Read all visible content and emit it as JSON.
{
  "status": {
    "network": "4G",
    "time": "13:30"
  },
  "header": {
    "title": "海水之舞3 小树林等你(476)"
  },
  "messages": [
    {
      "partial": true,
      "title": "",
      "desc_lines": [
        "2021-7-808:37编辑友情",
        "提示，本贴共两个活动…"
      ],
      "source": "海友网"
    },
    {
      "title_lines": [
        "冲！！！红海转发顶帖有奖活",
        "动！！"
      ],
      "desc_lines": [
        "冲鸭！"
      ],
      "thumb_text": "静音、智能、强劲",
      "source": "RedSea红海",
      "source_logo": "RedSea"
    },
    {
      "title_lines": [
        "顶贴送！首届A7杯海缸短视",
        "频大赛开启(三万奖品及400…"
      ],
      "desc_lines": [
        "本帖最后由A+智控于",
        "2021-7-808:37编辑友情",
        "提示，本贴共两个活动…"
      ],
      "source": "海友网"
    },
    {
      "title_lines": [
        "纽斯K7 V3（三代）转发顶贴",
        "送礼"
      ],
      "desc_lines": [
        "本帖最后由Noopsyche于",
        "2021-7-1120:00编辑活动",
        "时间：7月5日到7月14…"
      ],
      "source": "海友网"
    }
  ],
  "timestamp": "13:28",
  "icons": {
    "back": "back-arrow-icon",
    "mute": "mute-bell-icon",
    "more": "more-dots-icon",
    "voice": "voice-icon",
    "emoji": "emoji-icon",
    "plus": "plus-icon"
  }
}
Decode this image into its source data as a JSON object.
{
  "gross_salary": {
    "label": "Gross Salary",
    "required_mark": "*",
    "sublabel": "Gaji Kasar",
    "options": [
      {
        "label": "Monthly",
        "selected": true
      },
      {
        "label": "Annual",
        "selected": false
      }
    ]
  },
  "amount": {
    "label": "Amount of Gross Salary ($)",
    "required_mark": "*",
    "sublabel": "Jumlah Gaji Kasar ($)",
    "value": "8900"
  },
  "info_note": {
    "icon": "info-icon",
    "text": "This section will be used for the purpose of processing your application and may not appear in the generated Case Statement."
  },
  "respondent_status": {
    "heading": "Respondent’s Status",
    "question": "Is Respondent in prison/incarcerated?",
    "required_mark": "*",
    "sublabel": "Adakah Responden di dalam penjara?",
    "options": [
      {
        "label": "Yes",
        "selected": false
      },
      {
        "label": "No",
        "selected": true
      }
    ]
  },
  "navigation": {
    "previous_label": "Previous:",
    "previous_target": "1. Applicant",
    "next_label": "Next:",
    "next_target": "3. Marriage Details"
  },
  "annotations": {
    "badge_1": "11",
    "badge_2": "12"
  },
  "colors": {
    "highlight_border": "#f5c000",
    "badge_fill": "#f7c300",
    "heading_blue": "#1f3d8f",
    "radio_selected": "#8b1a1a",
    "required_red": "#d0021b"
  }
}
※ ※ ※
_PROMPT_
Restate every line of the data word for word.

_TASK SOLUTION_
Read all visible content and emit it as JSON.
{
  "status": {
    "network": "4G",
    "time": "13:30"
  },
  "header": {
    "title": "海水之舞3 小树林等你(476)"
  },
  "messages": [
    {
      "partial": true,
      "title": "",
      "desc_lines": [
        "2021-7-808:37编辑友情",
        "提示，本贴共两个活动…"
      ],
      "source": "海友网"
    },
    {
      "title_lines": [
        "冲！！！红海转发顶帖有奖活",
        "动！！"
      ],
      "desc_lines": [
        "冲鸭！"
      ],
      "thumb_text": "静音、智能、强劲",
      "source": "RedSea红海",
      "source_logo": "RedSea"
    },
    {
      "title_lines": [
        "顶贴送！首届A7杯海缸短视",
        "频大赛开启(三万奖品及400…"
      ],
      "desc_lines": [
        "本帖最后由A+智控于",
        "2021-7-808:37编辑友情",
        "提示，本贴共两个活动…"
      ],
      "source": "海友网"
    },
    {
      "title_lines": [
        "纽斯K7 V3（三代）转发顶贴",
        "送礼"
      ],
      "desc_lines": [
        "本帖最后由Noopsyche于",
        "2021-7-1120:00编辑活动",
        "时间：7月5日到7月14…"
      ],
      "source": "海友网"
    }
  ],
  "timestamp": "13:28",
  "icons": {
    "back": "back-arrow-icon",
    "mute": "mute-bell-icon",
    "more": "more-dots-icon",
    "voice": "voice-icon",
    "emoji": "emoji-icon",
    "plus": "plus-icon"
  }
}
Decode this image into its source data as a JSON object.
{
  "gross_salary": {
    "label": "Gross Salary",
    "required_mark": "*",
    "sublabel": "Gaji Kasar",
    "options": [
      {
        "label": "Monthly",
        "selected": true
      },
      {
        "label": "Annual",
        "selected": false
      }
    ]
  },
  "amount": {
    "label": "Amount of Gross Salary ($)",
    "required_mark": "*",
    "sublabel": "Jumlah Gaji Kasar ($)",
    "value": "8900"
  },
  "info_note": {
    "icon": "info-icon",
    "text": "This section will be used for the purpose of processing your application and may not appear in the generated Case Statement."
  },
  "respondent_status": {
    "heading": "Respondent’s Status",
    "question": "Is Respondent in prison/incarcerated?",
    "required_mark": "*",
    "sublabel": "Adakah Responden di dalam penjara?",
    "options": [
      {
        "label": "Yes",
        "selected": false
      },
      {
        "label": "No",
        "selected": true
      }
    ]
  },
  "navigation": {
    "previous_label": "Previous:",
    "previous_target": "1. Applicant",
    "next_label": "Next:",
    "next_target": "3. Marriage Details"
  },
  "annotations": {
    "badge_1": "11",
    "badge_2": "12"
  },
  "colors": {
    "highlight_border": "#f5c000",
    "badge_fill": "#f7c300",
    "heading_blue": "#1f3d8f",
    "radio_selected": "#8b1a1a",
    "required_red": "#d0021b"
  }
}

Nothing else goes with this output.